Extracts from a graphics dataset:
◆ ◆ ◆ ◆ ◆ ◆ ◆
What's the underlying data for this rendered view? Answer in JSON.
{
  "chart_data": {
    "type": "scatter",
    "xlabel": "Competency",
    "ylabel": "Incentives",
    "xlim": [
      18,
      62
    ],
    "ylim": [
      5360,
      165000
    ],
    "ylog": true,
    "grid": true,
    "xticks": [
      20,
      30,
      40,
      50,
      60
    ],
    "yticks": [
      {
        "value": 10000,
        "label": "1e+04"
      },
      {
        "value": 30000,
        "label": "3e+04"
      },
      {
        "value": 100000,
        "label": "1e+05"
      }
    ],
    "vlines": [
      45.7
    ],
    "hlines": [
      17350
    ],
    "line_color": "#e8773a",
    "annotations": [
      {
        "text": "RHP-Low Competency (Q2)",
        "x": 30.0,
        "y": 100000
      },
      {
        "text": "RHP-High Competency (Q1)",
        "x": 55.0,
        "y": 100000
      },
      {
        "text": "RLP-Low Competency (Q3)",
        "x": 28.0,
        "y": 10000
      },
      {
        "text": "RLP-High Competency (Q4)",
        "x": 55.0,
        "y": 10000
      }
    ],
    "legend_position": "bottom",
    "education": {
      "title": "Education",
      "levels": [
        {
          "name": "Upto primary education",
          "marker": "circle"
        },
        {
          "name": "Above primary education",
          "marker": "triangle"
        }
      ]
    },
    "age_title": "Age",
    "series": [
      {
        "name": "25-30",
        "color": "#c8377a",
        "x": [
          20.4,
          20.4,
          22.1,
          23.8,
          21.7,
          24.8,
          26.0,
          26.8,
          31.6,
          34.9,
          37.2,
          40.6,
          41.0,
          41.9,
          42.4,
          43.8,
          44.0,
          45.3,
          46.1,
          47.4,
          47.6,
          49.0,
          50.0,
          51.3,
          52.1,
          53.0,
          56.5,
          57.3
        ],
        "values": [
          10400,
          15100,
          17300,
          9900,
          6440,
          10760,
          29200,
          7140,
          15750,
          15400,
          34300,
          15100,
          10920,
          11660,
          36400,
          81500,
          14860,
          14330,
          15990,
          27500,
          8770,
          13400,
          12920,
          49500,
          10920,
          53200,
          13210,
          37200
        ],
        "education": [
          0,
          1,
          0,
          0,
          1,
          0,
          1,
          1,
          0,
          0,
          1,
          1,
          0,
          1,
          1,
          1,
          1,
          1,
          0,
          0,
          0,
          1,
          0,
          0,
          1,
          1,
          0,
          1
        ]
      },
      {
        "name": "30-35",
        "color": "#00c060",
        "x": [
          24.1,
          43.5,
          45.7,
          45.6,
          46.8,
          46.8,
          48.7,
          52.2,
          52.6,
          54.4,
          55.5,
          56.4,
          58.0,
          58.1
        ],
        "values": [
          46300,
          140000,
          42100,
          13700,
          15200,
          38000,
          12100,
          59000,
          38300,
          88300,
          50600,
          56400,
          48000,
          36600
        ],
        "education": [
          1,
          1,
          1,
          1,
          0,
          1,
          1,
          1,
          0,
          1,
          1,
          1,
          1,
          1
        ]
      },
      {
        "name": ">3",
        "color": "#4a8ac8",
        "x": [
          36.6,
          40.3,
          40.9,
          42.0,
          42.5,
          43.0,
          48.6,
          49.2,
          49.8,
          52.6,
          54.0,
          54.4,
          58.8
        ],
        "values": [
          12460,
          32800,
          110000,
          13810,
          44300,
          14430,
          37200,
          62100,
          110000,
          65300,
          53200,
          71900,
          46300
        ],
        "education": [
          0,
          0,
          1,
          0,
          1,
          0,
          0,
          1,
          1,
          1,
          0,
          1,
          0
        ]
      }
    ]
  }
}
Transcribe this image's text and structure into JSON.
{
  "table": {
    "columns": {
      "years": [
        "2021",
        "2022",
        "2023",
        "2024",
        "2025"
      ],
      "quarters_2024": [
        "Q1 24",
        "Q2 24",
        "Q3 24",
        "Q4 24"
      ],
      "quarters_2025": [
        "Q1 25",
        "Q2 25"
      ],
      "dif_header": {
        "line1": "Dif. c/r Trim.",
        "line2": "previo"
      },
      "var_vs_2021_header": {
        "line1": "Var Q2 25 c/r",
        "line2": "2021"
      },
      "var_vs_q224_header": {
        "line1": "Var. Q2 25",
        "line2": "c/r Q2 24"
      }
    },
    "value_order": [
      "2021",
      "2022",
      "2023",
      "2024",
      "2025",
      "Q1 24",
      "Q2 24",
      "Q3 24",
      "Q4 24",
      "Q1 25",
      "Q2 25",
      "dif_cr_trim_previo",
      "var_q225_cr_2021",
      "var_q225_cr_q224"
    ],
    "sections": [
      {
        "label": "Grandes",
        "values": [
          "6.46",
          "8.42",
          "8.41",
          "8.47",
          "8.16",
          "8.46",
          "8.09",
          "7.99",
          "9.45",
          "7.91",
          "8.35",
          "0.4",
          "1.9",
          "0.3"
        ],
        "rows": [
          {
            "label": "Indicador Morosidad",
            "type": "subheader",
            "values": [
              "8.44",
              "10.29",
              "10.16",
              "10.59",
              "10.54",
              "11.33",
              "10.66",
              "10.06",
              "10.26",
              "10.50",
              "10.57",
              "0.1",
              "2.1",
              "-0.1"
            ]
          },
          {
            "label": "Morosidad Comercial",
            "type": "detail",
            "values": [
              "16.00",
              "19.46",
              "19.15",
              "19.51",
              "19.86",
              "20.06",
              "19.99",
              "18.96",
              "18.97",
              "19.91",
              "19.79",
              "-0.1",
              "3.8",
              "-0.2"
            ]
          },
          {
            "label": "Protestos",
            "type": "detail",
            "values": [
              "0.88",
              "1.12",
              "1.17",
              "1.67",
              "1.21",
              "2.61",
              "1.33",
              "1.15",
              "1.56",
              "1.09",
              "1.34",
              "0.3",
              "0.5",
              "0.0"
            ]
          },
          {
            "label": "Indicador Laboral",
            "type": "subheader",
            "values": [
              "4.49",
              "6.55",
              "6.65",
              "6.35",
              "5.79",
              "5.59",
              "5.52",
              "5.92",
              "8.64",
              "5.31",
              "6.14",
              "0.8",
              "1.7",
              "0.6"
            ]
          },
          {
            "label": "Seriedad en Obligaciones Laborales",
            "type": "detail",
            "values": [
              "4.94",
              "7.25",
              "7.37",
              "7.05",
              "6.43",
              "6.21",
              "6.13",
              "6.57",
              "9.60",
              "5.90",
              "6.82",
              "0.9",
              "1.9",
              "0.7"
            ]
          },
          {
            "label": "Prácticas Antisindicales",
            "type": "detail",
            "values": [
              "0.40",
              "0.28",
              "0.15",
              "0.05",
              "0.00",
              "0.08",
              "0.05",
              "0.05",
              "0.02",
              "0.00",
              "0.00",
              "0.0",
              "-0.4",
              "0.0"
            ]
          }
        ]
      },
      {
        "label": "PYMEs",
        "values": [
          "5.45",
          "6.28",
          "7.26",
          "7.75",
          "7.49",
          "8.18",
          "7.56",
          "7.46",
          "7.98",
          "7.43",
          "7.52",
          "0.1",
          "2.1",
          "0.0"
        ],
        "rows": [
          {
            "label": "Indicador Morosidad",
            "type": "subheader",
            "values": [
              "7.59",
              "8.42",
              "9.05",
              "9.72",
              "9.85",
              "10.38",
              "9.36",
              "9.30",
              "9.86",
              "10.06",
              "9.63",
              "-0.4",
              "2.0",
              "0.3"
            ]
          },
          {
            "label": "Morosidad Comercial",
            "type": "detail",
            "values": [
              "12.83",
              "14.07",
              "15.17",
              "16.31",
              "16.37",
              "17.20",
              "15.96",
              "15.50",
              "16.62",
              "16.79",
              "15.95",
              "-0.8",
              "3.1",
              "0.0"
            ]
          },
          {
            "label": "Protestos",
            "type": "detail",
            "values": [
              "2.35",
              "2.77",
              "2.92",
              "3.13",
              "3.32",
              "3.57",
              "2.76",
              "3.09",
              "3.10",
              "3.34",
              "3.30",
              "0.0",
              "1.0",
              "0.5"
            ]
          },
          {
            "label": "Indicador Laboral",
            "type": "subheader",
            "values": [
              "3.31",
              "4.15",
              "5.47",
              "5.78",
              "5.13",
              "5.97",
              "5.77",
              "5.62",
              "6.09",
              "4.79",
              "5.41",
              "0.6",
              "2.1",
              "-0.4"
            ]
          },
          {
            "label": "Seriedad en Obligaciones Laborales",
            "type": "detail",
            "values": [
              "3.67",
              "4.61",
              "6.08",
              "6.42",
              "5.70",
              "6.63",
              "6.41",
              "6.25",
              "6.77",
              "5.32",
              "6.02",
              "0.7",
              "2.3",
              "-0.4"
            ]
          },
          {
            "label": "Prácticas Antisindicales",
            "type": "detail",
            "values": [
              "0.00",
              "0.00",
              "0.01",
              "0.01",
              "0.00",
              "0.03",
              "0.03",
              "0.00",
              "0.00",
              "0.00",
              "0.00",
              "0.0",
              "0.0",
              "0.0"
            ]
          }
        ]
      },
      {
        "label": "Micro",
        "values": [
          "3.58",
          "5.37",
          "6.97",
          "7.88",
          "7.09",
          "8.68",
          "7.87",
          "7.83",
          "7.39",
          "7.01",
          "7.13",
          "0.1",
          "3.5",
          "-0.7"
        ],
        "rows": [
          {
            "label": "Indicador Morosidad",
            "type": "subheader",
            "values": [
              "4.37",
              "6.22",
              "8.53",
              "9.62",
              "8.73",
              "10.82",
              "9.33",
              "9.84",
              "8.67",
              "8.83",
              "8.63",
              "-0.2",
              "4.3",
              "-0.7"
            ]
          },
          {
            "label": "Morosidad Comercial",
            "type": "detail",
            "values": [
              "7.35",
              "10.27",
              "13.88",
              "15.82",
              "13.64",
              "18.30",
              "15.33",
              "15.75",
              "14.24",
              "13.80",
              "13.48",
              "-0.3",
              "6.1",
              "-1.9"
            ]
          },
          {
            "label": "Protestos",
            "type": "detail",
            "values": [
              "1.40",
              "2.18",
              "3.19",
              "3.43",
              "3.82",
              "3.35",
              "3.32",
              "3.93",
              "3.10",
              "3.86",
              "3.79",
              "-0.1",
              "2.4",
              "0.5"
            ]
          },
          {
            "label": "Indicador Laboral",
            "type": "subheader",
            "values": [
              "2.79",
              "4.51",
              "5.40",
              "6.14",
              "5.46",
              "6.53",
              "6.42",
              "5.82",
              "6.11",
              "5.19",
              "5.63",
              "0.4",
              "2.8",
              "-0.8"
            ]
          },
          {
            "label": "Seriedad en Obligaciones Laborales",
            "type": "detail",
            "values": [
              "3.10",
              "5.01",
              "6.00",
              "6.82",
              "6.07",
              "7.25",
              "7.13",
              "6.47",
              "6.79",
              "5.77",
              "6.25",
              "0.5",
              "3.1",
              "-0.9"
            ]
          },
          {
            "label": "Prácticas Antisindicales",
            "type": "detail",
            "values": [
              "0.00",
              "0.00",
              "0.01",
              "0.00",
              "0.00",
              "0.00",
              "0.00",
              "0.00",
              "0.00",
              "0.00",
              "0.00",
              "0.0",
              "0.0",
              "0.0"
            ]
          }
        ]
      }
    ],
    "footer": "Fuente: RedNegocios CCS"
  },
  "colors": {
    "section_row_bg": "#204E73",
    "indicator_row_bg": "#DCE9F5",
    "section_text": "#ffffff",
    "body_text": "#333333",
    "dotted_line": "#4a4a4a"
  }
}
◆ ◆ ◆ ◆ ◆ ◆ ◆
Given instruction:
Search the data for the string "primary". List each line that has it.

Output below:
          "name": "Upto primary education",
          "name": "Above primary education",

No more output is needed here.